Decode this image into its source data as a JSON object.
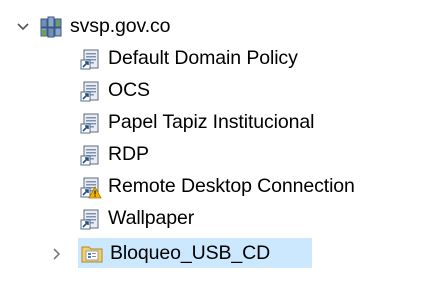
{
  "tree": {
    "root": {
      "label": "svsp.gov.co",
      "expanded": true,
      "icon": "domain-icon"
    },
    "items": [
      {
        "label": "Default Domain Policy",
        "icon": "gpo-link-icon"
      },
      {
        "label": "OCS",
        "icon": "gpo-link-icon"
      },
      {
        "label": "Papel Tapiz Institucional",
        "icon": "gpo-link-icon"
      },
      {
        "label": "RDP",
        "icon": "gpo-link-icon"
      },
      {
        "label": "Remote Desktop Connection",
        "icon": "gpo-link-warning-icon"
      },
      {
        "label": "Wallpaper",
        "icon": "gpo-link-icon"
      }
    ],
    "ou": {
      "label": "Bloqueo_USB_CD",
      "expanded": false,
      "selected": true,
      "icon": "organizational-unit-icon"
    }
  },
  "colors": {
    "selection": "#cce8ff",
    "chevron": "#7a7a7a",
    "gpo_paper": "#e9eef5",
    "link_arrow": "#1e4f91",
    "warning": "#f0b400"
  }
}
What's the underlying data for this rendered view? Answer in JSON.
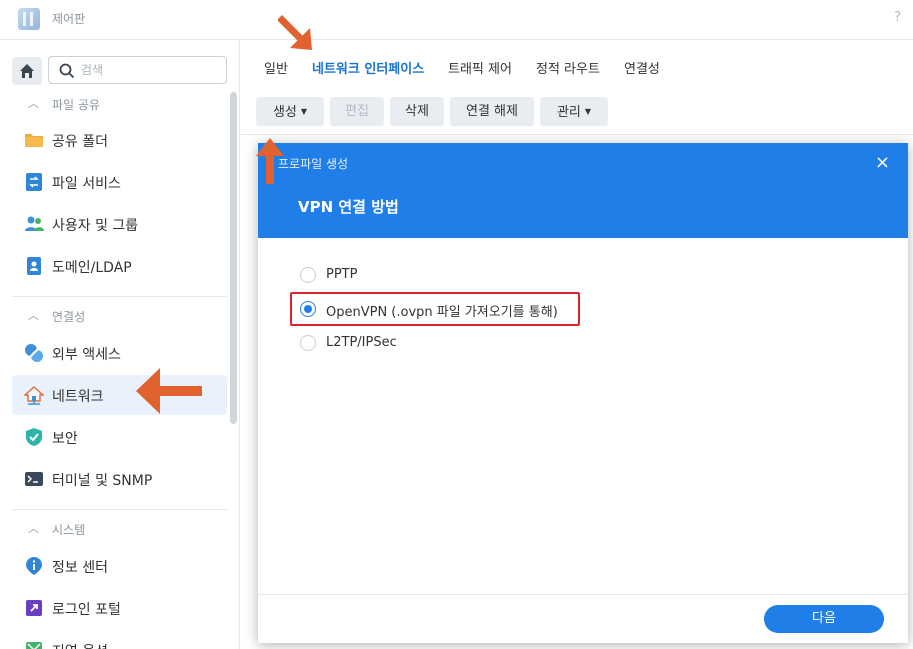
{
  "window": {
    "title": "제어판",
    "help": "?"
  },
  "sidebar": {
    "search_placeholder": "검색",
    "groups": [
      {
        "label": "파일 공유",
        "items": [
          {
            "label": "공유 폴더",
            "icon": "folder-icon"
          },
          {
            "label": "파일 서비스",
            "icon": "file-services-icon"
          },
          {
            "label": "사용자 및 그룹",
            "icon": "users-icon"
          },
          {
            "label": "도메인/LDAP",
            "icon": "domain-icon"
          }
        ]
      },
      {
        "label": "연결성",
        "items": [
          {
            "label": "외부 액세스",
            "icon": "external-access-icon"
          },
          {
            "label": "네트워크",
            "icon": "network-house-icon",
            "active": true
          },
          {
            "label": "보안",
            "icon": "shield-icon"
          },
          {
            "label": "터미널 및 SNMP",
            "icon": "terminal-icon"
          }
        ]
      },
      {
        "label": "시스템",
        "items": [
          {
            "label": "정보 센터",
            "icon": "info-icon"
          },
          {
            "label": "로그인 포털",
            "icon": "login-portal-icon"
          },
          {
            "label": "지역 옵션",
            "icon": "regional-options-icon"
          }
        ]
      }
    ]
  },
  "tabs": [
    {
      "label": "일반"
    },
    {
      "label": "네트워크 인터페이스",
      "active": true
    },
    {
      "label": "트래픽 제어"
    },
    {
      "label": "정적 라우트"
    },
    {
      "label": "연결성"
    }
  ],
  "toolbar": {
    "create": "생성",
    "edit": "편집",
    "delete": "삭제",
    "disconnect": "연결 해제",
    "manage": "관리"
  },
  "modal": {
    "header_small": "프로파일 생성",
    "title": "VPN 연결 방법",
    "close": "×",
    "options": [
      {
        "label": "PPTP",
        "selected": false
      },
      {
        "label": "OpenVPN (.ovpn 파일 가져오기를 통해)",
        "selected": true
      },
      {
        "label": "L2TP/IPSec",
        "selected": false
      }
    ],
    "next_button": "다음"
  },
  "colors": {
    "accent": "#1f7ee8",
    "annotation": "#e0632f",
    "highlight": "#d9252c"
  }
}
• • • • •
• **DO THIS**
Using the entries above, find all lines with "warning". Copy them.

• **OUTPUT OF THE TASK**
        "icon": "gpo-link-warning-icon"
    "warning": "#f0b400"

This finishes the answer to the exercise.